::: SOURCE DATA

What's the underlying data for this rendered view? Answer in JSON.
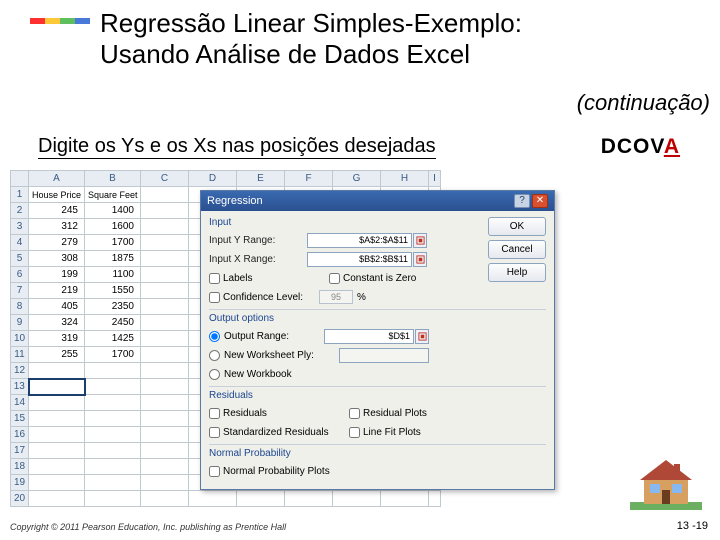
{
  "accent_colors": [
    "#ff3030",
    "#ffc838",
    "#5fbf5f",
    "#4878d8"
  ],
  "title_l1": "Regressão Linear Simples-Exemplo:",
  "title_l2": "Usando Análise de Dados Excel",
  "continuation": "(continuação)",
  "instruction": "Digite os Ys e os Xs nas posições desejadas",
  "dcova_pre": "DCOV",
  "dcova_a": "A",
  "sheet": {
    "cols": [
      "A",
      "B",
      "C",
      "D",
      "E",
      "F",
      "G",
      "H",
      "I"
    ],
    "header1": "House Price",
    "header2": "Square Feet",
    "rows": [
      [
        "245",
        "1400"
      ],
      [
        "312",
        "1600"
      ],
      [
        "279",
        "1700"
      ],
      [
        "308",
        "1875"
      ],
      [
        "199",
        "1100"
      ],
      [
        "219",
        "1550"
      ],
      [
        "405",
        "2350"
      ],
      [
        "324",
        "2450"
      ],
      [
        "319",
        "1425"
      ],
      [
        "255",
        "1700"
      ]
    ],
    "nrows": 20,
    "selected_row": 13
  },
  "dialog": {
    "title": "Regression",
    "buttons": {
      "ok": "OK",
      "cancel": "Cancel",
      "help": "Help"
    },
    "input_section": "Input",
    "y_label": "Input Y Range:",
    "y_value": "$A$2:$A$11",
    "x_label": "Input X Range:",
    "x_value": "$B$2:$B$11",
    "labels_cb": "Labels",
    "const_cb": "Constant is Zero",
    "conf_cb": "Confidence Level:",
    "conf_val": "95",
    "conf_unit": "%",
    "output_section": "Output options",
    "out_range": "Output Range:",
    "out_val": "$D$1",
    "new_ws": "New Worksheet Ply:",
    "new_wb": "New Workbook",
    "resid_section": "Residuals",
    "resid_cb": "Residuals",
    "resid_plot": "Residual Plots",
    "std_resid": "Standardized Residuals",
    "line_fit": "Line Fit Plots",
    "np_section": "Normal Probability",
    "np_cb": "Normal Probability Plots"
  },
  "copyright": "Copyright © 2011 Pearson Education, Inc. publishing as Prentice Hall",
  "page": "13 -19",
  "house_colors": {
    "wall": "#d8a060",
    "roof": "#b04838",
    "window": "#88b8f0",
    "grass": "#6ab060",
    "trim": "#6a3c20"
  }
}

::::::
::: SOURCE DATA

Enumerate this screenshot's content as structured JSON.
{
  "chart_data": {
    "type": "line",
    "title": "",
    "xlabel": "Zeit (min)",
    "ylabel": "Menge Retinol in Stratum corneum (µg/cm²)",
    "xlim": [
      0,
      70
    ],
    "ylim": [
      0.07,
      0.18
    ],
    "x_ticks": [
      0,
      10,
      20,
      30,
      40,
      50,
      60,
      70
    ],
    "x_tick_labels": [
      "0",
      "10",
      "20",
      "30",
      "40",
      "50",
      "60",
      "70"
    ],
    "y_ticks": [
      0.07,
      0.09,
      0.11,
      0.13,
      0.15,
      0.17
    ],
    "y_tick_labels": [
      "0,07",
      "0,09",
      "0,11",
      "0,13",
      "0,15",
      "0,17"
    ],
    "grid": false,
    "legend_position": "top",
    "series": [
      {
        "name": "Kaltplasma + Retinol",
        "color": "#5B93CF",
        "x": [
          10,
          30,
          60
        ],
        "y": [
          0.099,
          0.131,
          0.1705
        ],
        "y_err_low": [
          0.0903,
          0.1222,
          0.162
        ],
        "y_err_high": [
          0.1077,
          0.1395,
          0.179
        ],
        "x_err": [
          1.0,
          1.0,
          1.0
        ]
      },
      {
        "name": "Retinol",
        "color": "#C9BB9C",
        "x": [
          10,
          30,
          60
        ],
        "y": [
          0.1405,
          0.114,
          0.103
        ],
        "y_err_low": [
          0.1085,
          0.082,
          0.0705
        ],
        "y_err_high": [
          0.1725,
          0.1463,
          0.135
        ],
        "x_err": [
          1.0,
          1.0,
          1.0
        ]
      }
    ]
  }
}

::::::
::: SOURCE DATA

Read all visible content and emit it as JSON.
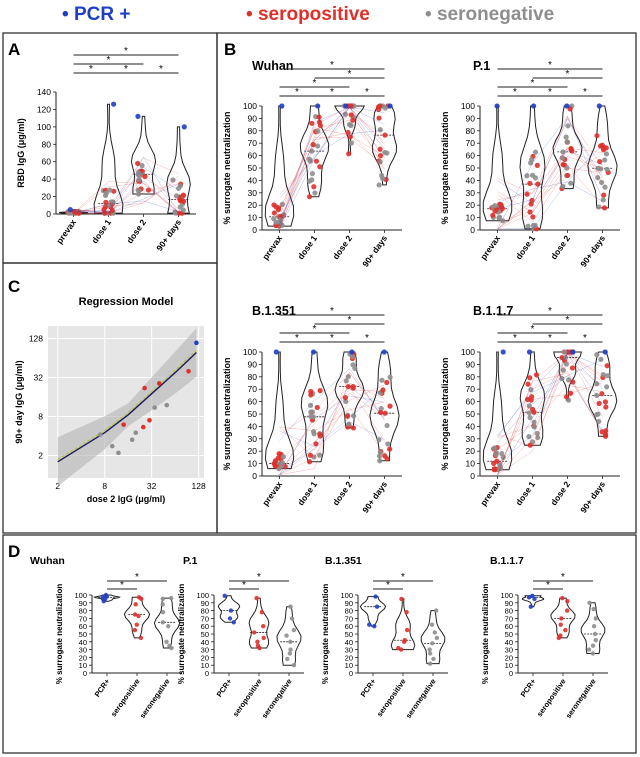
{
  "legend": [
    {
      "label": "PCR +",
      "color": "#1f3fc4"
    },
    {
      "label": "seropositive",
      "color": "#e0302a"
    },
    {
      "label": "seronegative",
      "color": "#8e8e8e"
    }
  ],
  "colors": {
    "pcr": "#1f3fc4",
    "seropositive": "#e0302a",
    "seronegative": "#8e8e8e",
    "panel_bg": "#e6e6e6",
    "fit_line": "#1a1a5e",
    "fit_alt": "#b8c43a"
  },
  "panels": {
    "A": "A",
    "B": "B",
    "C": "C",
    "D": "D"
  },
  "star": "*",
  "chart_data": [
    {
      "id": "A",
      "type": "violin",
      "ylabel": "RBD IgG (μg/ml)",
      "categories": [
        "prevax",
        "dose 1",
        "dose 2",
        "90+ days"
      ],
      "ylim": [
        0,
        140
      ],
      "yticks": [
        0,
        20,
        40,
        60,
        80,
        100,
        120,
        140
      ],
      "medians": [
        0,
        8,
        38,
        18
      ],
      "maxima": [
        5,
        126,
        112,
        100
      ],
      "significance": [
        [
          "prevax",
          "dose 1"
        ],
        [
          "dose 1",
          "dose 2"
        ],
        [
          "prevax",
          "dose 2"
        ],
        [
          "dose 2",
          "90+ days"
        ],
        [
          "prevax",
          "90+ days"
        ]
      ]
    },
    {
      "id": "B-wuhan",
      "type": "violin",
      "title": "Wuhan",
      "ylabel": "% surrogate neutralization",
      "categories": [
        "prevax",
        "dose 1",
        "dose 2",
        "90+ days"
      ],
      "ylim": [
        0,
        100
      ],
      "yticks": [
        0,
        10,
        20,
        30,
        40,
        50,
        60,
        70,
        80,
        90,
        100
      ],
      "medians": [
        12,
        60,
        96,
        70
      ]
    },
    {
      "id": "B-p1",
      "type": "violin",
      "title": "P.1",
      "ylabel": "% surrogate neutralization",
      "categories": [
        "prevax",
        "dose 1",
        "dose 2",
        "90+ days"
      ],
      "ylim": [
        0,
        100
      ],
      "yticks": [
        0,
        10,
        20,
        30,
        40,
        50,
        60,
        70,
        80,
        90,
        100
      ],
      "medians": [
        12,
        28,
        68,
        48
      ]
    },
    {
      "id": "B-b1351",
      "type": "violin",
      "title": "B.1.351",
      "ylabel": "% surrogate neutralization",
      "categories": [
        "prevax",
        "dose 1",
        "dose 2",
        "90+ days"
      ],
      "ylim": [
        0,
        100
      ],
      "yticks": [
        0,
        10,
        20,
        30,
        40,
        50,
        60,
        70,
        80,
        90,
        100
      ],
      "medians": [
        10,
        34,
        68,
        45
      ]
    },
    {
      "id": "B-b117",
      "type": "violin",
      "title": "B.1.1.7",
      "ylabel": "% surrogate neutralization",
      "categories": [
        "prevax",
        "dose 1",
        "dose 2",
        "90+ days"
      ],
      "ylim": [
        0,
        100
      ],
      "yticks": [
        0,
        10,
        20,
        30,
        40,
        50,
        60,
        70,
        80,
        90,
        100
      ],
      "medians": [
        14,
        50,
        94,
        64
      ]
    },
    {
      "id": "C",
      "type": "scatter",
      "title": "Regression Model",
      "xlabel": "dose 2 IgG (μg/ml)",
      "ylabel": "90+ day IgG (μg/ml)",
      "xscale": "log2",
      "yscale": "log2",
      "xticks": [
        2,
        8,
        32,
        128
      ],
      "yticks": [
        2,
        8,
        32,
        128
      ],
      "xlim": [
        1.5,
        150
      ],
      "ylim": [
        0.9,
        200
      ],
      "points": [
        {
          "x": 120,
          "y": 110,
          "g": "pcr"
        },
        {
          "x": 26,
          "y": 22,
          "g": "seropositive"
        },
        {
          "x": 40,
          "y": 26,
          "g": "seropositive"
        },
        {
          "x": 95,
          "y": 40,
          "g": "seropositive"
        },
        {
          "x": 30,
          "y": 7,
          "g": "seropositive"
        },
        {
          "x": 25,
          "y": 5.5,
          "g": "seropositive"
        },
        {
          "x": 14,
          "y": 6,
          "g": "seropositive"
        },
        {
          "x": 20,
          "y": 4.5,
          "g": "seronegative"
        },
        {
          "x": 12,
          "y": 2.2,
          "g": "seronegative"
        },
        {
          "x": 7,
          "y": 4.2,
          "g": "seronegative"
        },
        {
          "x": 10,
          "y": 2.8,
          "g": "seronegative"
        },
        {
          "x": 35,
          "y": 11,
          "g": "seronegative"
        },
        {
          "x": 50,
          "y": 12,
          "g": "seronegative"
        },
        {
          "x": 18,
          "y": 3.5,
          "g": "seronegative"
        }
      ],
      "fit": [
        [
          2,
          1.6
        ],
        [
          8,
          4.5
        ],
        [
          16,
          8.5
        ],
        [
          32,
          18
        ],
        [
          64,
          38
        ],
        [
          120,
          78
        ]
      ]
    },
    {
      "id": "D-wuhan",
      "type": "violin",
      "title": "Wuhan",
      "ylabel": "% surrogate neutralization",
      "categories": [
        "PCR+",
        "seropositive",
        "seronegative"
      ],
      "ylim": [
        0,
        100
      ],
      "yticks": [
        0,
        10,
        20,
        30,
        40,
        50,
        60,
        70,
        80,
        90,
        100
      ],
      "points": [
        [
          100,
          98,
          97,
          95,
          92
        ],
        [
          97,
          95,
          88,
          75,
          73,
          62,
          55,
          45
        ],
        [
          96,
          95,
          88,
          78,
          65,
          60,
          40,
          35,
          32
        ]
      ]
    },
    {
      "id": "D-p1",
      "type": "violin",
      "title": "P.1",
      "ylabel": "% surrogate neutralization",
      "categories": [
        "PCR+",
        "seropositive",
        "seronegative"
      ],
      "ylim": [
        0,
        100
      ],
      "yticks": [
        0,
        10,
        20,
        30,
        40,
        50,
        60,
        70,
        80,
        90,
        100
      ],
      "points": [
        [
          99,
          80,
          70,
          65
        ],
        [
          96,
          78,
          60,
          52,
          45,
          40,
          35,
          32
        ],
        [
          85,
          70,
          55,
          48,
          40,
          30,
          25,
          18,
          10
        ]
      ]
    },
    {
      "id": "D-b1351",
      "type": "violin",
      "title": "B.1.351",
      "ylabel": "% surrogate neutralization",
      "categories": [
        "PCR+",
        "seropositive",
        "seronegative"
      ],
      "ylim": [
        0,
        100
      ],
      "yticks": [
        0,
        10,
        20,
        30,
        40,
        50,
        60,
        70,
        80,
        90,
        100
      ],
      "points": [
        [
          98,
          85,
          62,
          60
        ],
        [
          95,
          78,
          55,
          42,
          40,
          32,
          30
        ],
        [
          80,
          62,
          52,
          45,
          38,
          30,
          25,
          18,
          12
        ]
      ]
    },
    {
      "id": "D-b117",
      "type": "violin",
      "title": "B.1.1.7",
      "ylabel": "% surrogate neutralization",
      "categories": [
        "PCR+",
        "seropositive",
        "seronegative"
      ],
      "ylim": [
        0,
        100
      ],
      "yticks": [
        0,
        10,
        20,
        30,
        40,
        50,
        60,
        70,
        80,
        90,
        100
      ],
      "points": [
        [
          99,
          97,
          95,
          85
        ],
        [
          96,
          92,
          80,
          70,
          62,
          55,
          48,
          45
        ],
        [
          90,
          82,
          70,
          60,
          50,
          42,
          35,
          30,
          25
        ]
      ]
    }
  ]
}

::::::

→ **AIM OF THE EXERCISE**:
Reply with nothing but the number of lines in the data above that contain "JSON".

→ **SOLUTION FOR THIS TASK**:
3